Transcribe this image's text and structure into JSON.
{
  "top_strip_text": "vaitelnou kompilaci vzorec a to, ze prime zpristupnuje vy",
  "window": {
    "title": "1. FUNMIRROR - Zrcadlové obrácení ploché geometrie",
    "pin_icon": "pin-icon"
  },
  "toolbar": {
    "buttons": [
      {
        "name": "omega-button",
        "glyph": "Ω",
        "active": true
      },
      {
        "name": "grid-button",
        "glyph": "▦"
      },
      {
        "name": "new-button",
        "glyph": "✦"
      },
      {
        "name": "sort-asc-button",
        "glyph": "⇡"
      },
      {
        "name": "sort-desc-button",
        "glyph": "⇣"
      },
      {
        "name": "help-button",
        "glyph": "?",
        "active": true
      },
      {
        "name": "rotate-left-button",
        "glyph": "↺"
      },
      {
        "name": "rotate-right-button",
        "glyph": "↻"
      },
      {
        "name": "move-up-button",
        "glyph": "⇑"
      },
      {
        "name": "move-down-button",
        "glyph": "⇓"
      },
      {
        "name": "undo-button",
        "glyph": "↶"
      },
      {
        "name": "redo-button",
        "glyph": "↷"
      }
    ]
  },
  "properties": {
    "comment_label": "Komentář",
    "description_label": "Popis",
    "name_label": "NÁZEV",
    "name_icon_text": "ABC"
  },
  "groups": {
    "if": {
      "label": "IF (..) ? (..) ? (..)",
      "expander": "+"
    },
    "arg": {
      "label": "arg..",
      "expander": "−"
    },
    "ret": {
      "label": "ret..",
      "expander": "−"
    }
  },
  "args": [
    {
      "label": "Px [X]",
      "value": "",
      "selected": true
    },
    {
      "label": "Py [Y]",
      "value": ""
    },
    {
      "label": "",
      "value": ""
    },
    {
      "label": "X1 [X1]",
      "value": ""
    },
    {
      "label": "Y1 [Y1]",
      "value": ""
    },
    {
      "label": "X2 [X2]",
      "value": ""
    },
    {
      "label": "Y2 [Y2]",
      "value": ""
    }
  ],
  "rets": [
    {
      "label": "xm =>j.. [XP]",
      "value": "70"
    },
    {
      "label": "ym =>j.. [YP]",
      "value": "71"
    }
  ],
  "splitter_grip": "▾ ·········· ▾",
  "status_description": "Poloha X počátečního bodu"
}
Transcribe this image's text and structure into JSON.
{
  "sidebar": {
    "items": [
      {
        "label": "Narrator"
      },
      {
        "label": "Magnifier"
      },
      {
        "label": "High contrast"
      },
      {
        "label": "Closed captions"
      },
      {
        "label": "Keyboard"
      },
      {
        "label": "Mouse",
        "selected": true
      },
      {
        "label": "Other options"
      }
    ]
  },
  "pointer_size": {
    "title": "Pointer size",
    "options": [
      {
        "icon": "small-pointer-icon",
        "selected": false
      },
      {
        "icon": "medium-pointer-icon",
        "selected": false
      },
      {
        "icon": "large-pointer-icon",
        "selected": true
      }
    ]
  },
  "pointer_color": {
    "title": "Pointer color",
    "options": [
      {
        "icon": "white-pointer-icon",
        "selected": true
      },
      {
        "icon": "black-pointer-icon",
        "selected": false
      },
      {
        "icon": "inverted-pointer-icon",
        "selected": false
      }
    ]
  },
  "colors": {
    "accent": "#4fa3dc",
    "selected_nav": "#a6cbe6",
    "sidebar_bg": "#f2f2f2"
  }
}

- - -

> Problem to work on
Repeat the data verbatim.

> In response
Transcribe this image's text and structure into JSON.
{
  "top_strip_text": "vaitelnou kompilaci vzorec a to, ze prime zpristupnuje vy",
  "window": {
    "title": "1. FUNMIRROR - Zrcadlové obrácení ploché geometrie",
    "pin_icon": "pin-icon"
  },
  "toolbar": {
    "buttons": [
      {
        "name": "omega-button",
        "glyph": "Ω",
        "active": true
      },
      {
        "name": "grid-button",
        "glyph": "▦"
      },
      {
        "name": "new-button",
        "glyph": "✦"
      },
      {
        "name": "sort-asc-button",
        "glyph": "⇡"
      },
      {
        "name": "sort-desc-button",
        "glyph": "⇣"
      },
      {
        "name": "help-button",
        "glyph": "?",
        "active": true
      },
      {
        "name": "rotate-left-button",
        "glyph": "↺"
      },
      {
        "name": "rotate-right-button",
        "glyph": "↻"
      },
      {
        "name": "move-up-button",
        "glyph": "⇑"
      },
      {
        "name": "move-down-button",
        "glyph": "⇓"
      },
      {
        "name": "undo-button",
        "glyph": "↶"
      },
      {
        "name": "redo-button",
        "glyph": "↷"
      }
    ]
  },
  "properties": {
    "comment_label": "Komentář",
    "description_label": "Popis",
    "name_label": "NÁZEV",
    "name_icon_text": "ABC"
  },
  "groups": {
    "if": {
      "label": "IF (..) ? (..) ? (..)",
      "expander": "+"
    },
    "arg": {
      "label": "arg..",
      "expander": "−"
    },
    "ret": {
      "label": "ret..",
      "expander": "−"
    }
  },
  "args": [
    {
      "label": "Px [X]",
      "value": "",
      "selected": true
    },
    {
      "label": "Py [Y]",
      "value": ""
    },
    {
      "label": "",
      "value": ""
    },
    {
      "label": "X1 [X1]",
      "value": ""
    },
    {
      "label": "Y1 [Y1]",
      "value": ""
    },
    {
      "label": "X2 [X2]",
      "value": ""
    },
    {
      "label": "Y2 [Y2]",
      "value": ""
    }
  ],
  "rets": [
    {
      "label": "xm =>j.. [XP]",
      "value": "70"
    },
    {
      "label": "ym =>j.. [YP]",
      "value": "71"
    }
  ],
  "splitter_grip": "▾ ·········· ▾",
  "status_description": "Poloha X počátečního bodu"
}
Transcribe this image's text and structure into JSON.
{
  "sidebar": {
    "items": [
      {
        "label": "Narrator"
      },
      {
        "label": "Magnifier"
      },
      {
        "label": "High contrast"
      },
      {
        "label": "Closed captions"
      },
      {
        "label": "Keyboard"
      },
      {
        "label": "Mouse",
        "selected": true
      },
      {
        "label": "Other options"
      }
    ]
  },
  "pointer_size": {
    "title": "Pointer size",
    "options": [
      {
        "icon": "small-pointer-icon",
        "selected": false
      },
      {
        "icon": "medium-pointer-icon",
        "selected": false
      },
      {
        "icon": "large-pointer-icon",
        "selected": true
      }
    ]
  },
  "pointer_color": {
    "title": "Pointer color",
    "options": [
      {
        "icon": "white-pointer-icon",
        "selected": true
      },
      {
        "icon": "black-pointer-icon",
        "selected": false
      },
      {
        "icon": "inverted-pointer-icon",
        "selected": false
      }
    ]
  },
  "colors": {
    "accent": "#4fa3dc",
    "selected_nav": "#a6cbe6",
    "sidebar_bg": "#f2f2f2"
  }
}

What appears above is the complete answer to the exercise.